## Work to be completed
Copy the items character for character, starting at the line that contains "Extract all elements" and stopping after the line that contains "hot-search-link-5[interactable]: Android (406, 18, 447, 32)".

########################################

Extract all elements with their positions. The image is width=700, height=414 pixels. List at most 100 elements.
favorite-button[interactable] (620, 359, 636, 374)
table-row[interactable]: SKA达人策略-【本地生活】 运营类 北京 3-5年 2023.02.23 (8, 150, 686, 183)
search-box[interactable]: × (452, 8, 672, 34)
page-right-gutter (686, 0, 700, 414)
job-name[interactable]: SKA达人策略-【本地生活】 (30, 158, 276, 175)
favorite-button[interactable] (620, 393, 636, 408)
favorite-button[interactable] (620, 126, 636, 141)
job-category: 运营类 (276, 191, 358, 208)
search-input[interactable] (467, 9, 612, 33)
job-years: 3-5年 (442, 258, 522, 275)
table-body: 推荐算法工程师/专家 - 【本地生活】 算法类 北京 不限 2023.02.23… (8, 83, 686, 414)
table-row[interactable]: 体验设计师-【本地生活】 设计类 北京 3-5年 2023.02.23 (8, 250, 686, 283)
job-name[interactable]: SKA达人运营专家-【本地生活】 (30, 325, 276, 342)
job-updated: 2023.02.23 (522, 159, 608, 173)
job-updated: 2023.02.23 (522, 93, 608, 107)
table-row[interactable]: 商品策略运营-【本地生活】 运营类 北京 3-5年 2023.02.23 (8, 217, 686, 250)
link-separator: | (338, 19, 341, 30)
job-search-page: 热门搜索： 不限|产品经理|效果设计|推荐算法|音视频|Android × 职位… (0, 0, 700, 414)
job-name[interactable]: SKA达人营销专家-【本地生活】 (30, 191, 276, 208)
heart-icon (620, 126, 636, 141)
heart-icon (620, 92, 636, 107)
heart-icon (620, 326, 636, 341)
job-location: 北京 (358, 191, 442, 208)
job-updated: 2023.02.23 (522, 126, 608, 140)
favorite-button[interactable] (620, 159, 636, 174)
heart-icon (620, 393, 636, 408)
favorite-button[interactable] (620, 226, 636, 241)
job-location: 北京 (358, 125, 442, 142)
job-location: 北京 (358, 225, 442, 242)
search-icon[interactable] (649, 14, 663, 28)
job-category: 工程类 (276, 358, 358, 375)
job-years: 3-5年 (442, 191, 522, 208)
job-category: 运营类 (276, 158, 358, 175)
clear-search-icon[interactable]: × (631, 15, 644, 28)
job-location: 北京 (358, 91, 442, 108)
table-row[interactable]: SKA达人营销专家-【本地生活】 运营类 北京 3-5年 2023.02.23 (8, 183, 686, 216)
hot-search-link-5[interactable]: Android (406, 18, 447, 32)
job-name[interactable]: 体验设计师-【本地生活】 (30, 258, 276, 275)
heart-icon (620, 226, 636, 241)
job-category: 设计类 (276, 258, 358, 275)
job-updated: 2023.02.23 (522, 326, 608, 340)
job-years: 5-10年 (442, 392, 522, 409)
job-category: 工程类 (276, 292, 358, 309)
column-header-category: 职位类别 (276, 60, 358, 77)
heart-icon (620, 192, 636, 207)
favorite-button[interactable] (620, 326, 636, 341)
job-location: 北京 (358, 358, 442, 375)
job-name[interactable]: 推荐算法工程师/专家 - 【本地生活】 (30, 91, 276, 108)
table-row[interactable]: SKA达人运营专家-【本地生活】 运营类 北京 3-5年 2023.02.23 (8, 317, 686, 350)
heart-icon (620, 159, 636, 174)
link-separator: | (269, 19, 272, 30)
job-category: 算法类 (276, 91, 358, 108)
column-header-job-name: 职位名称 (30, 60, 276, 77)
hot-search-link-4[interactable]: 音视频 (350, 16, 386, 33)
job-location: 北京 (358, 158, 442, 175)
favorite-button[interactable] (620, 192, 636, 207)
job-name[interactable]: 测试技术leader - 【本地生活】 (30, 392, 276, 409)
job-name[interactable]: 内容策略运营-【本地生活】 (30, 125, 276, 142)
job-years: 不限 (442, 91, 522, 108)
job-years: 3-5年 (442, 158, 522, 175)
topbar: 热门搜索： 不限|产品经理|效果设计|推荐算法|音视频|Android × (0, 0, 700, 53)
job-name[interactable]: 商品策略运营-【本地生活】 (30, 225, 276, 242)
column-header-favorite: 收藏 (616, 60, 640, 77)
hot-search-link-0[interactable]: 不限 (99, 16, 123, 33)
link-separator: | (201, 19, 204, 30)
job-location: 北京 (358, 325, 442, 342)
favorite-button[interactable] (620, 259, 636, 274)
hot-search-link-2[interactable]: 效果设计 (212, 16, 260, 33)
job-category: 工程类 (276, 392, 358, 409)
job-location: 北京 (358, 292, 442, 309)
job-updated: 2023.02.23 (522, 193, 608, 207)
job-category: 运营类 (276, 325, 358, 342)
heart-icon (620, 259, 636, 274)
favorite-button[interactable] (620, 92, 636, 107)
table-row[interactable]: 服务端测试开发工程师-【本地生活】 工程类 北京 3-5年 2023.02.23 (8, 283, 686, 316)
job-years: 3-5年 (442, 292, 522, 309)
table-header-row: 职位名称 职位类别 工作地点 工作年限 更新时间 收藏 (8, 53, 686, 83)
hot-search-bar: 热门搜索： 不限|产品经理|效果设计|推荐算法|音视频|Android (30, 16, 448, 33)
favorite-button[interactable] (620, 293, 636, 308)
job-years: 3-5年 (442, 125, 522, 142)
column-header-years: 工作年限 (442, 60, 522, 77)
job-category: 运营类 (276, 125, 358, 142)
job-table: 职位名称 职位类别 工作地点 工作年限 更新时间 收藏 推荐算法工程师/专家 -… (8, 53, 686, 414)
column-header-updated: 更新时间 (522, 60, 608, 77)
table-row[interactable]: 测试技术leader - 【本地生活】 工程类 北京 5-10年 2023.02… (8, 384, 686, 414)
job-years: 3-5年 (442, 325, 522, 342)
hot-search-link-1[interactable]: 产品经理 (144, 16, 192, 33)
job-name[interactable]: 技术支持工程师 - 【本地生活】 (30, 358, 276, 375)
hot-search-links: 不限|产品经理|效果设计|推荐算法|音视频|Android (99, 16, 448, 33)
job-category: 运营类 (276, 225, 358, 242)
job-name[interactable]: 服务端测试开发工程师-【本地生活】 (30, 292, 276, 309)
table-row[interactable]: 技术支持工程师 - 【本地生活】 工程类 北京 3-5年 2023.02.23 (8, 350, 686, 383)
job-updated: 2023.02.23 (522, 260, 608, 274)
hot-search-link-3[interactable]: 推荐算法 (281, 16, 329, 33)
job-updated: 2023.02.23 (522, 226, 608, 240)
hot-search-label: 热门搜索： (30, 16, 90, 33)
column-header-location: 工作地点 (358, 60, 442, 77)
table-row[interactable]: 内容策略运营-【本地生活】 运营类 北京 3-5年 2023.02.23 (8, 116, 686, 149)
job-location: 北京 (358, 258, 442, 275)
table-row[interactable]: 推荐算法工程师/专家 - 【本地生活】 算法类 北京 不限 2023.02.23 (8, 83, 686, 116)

########################################

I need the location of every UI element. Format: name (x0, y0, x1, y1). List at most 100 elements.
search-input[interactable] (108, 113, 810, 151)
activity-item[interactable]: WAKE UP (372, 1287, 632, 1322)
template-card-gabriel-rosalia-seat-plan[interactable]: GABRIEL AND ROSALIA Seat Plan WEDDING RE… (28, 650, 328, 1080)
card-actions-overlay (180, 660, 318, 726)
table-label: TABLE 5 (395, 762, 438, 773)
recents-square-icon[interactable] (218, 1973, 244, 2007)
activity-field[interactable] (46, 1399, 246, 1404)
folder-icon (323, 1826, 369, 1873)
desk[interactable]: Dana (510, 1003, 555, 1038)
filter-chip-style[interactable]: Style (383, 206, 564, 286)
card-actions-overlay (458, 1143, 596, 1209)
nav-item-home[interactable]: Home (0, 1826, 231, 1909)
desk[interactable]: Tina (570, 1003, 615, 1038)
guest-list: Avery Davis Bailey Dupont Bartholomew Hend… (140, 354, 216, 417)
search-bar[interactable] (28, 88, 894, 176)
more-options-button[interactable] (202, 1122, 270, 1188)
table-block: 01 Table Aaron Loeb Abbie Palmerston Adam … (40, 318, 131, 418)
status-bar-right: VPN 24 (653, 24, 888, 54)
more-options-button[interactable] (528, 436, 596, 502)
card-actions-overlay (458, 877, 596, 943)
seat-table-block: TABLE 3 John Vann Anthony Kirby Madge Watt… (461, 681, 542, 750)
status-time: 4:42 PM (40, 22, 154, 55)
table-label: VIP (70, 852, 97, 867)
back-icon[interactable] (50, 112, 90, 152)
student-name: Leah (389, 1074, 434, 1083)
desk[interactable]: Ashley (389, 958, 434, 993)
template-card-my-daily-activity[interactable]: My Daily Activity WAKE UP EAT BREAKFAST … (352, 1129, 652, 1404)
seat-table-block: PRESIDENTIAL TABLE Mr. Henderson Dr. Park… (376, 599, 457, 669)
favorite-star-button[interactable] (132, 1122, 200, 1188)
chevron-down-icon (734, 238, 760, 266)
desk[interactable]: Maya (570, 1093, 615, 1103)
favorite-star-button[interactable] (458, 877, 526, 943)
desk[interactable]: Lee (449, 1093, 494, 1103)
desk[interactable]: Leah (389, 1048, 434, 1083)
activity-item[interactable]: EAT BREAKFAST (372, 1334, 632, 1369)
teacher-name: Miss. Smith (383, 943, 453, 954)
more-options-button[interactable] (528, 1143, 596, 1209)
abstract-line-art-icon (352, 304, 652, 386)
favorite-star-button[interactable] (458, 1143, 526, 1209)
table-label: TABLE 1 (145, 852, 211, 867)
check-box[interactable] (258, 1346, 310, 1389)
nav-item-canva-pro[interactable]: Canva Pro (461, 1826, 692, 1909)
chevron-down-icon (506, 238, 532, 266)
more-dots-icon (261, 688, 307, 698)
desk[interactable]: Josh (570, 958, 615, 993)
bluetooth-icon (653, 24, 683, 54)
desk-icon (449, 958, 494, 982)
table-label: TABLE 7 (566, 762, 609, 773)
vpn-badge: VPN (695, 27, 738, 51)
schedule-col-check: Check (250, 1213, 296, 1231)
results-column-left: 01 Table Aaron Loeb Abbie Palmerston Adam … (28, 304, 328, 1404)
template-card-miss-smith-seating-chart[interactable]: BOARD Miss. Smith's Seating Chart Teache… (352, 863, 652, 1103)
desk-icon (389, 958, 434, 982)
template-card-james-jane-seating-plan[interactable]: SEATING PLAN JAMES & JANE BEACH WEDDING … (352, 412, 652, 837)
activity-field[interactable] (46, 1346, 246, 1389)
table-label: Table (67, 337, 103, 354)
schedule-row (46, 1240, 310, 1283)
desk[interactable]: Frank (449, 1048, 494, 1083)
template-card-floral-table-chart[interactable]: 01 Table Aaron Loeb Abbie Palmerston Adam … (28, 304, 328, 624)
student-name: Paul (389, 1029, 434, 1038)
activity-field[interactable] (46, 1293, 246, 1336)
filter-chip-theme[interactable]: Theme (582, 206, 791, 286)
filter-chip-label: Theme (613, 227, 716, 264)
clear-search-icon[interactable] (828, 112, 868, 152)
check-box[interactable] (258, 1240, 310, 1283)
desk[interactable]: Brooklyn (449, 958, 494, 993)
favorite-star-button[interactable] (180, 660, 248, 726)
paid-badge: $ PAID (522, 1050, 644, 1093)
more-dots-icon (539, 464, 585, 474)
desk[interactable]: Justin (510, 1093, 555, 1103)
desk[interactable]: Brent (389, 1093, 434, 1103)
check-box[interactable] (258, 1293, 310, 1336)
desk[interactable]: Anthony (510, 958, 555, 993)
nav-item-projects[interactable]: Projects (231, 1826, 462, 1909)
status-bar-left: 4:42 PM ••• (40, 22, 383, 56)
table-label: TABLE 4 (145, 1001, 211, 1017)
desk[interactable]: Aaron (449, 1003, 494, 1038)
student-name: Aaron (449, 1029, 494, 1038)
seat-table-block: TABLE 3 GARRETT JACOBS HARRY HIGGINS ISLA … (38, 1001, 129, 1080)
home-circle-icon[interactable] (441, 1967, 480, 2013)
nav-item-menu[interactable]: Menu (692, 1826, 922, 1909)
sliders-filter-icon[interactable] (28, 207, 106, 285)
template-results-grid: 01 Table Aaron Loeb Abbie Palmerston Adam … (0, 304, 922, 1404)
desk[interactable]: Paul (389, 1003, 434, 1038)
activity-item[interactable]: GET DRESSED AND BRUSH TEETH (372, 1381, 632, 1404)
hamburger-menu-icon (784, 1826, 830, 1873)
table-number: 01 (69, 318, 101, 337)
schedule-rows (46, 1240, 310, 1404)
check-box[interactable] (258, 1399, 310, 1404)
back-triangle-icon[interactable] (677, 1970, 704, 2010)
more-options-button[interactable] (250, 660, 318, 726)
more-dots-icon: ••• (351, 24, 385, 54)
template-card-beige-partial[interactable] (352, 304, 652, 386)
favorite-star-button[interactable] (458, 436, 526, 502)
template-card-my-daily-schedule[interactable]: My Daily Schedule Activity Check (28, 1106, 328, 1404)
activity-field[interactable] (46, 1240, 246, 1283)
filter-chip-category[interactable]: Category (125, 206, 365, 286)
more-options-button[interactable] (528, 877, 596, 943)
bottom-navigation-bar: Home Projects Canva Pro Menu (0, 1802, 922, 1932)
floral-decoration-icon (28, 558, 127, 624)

########################################

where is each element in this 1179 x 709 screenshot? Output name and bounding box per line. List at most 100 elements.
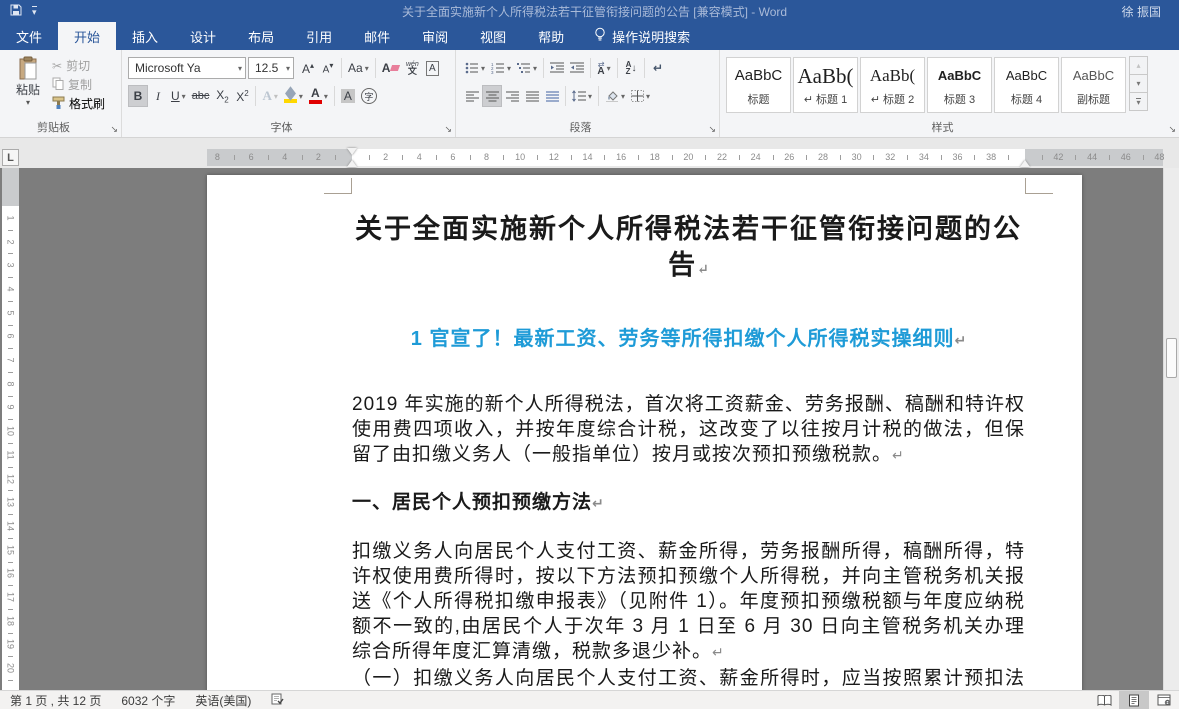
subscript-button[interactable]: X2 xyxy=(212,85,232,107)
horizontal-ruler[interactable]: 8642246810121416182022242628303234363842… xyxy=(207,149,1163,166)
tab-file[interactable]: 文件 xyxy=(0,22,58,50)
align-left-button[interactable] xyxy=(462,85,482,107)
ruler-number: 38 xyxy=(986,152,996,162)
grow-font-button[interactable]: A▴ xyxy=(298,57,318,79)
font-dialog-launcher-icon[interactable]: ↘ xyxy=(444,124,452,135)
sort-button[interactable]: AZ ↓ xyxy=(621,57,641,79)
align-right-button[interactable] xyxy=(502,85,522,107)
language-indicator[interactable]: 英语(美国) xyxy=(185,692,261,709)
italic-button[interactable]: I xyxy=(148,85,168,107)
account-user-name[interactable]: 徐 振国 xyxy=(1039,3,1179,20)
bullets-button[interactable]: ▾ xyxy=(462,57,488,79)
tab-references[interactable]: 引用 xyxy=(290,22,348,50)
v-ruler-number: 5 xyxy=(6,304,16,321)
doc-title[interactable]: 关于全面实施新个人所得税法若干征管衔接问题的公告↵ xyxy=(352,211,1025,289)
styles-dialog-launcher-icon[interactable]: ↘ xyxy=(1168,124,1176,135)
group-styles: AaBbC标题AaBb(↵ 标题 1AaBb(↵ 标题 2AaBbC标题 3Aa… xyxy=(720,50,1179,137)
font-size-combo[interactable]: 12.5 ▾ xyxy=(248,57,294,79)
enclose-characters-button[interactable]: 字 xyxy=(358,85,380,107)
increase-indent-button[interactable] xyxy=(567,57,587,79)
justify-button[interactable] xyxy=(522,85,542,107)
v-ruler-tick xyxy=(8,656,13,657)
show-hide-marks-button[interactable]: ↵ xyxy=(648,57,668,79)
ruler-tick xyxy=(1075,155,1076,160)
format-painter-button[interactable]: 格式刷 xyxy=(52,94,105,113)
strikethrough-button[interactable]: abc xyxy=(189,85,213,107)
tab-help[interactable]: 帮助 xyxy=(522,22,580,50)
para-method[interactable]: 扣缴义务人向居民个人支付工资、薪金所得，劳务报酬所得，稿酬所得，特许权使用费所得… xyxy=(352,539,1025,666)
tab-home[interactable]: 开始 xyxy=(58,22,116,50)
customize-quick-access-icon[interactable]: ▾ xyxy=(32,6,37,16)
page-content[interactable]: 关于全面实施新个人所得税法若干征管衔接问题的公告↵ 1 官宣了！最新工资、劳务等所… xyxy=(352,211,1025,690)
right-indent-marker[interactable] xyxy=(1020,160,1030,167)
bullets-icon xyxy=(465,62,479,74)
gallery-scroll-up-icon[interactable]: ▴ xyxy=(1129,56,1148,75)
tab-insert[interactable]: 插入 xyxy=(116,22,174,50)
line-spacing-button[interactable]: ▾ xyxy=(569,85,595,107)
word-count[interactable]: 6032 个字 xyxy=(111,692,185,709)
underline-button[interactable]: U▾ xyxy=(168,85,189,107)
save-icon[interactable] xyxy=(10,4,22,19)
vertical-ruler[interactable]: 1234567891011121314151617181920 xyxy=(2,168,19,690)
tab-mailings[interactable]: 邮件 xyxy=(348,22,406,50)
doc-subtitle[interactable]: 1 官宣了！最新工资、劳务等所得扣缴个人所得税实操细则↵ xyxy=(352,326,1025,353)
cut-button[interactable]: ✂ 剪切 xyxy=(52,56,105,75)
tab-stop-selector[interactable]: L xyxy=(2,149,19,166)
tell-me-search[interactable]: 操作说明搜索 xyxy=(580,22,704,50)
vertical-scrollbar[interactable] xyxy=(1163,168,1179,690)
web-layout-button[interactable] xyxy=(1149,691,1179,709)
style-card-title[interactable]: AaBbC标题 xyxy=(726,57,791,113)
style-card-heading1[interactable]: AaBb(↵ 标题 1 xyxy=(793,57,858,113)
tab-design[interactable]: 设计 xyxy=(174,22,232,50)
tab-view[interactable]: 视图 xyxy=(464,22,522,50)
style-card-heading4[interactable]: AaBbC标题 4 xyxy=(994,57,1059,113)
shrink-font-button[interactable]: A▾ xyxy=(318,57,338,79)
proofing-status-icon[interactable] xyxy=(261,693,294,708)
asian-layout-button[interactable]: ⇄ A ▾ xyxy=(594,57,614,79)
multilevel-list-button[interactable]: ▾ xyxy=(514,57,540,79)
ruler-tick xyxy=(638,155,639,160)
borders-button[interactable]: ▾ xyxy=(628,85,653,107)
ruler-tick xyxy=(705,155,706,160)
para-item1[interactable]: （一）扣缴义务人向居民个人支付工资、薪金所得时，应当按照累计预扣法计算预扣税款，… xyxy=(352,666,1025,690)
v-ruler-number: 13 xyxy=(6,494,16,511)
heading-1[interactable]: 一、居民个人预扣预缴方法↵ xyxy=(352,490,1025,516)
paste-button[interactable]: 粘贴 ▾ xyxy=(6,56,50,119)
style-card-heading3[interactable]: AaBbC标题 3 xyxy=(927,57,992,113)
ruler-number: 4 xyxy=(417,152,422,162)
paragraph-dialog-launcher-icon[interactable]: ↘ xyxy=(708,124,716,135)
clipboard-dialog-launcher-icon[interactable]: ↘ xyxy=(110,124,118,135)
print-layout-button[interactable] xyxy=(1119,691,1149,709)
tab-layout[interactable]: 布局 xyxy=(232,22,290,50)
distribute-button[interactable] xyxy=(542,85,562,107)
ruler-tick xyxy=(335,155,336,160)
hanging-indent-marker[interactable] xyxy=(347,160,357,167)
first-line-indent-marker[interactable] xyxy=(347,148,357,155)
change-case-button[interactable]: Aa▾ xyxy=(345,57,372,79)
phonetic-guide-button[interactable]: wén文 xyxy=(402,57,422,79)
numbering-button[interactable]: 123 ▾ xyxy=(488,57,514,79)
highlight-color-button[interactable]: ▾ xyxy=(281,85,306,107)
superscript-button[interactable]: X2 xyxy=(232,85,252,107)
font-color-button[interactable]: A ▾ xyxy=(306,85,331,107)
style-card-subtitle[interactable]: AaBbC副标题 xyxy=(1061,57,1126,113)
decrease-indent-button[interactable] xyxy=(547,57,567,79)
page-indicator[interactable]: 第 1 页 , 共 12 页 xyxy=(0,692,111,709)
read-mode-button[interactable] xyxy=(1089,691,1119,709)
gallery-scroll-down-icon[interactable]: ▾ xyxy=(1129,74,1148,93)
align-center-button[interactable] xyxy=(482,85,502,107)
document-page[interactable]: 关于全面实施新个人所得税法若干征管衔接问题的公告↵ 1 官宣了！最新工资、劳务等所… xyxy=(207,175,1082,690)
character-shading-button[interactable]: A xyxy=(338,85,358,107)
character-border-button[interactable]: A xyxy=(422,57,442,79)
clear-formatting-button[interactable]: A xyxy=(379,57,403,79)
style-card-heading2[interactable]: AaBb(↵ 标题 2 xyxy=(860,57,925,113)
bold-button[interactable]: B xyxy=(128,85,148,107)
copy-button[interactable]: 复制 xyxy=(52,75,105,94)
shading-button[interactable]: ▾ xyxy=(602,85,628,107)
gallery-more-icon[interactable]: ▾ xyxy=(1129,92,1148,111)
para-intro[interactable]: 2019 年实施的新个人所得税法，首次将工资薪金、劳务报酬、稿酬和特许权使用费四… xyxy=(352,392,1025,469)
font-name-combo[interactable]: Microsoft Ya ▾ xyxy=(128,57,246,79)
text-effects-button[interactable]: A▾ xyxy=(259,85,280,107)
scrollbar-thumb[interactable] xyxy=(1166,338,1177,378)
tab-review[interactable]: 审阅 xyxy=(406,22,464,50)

########################################

## Solution to this exercise
Extract all elements with their positions. The image is width=700, height=414 pixels. List at most 100 elements.
favorite-button[interactable] (620, 359, 636, 374)
table-row[interactable]: SKA达人策略-【本地生活】 运营类 北京 3-5年 2023.02.23 (8, 150, 686, 183)
search-box[interactable]: × (452, 8, 672, 34)
page-right-gutter (686, 0, 700, 414)
job-name[interactable]: SKA达人策略-【本地生活】 (30, 158, 276, 175)
favorite-button[interactable] (620, 393, 636, 408)
favorite-button[interactable] (620, 126, 636, 141)
job-category: 运营类 (276, 191, 358, 208)
search-input[interactable] (467, 9, 612, 33)
job-years: 3-5年 (442, 258, 522, 275)
table-body: 推荐算法工程师/专家 - 【本地生活】 算法类 北京 不限 2023.02.23… (8, 83, 686, 414)
table-row[interactable]: 体验设计师-【本地生活】 设计类 北京 3-5年 2023.02.23 (8, 250, 686, 283)
job-name[interactable]: SKA达人运营专家-【本地生活】 (30, 325, 276, 342)
job-updated: 2023.02.23 (522, 159, 608, 173)
job-updated: 2023.02.23 (522, 93, 608, 107)
table-row[interactable]: 商品策略运营-【本地生活】 运营类 北京 3-5年 2023.02.23 (8, 217, 686, 250)
link-separator: | (338, 19, 341, 30)
job-search-page: 热门搜索： 不限|产品经理|效果设计|推荐算法|音视频|Android × 职位… (0, 0, 700, 414)
job-name[interactable]: SKA达人营销专家-【本地生活】 (30, 191, 276, 208)
heart-icon (620, 126, 636, 141)
heart-icon (620, 92, 636, 107)
heart-icon (620, 326, 636, 341)
job-location: 北京 (358, 191, 442, 208)
job-updated: 2023.02.23 (522, 126, 608, 140)
favorite-button[interactable] (620, 159, 636, 174)
heart-icon (620, 393, 636, 408)
favorite-button[interactable] (620, 226, 636, 241)
job-location: 北京 (358, 125, 442, 142)
job-location: 北京 (358, 225, 442, 242)
search-icon[interactable] (649, 14, 663, 28)
job-category: 工程类 (276, 358, 358, 375)
job-years: 3-5年 (442, 191, 522, 208)
job-category: 运营类 (276, 158, 358, 175)
clear-search-icon[interactable]: × (631, 15, 644, 28)
job-location: 北京 (358, 91, 442, 108)
table-row[interactable]: SKA达人营销专家-【本地生活】 运营类 北京 3-5年 2023.02.23 (8, 183, 686, 216)
hot-search-link-5[interactable]: Android (406, 18, 447, 32)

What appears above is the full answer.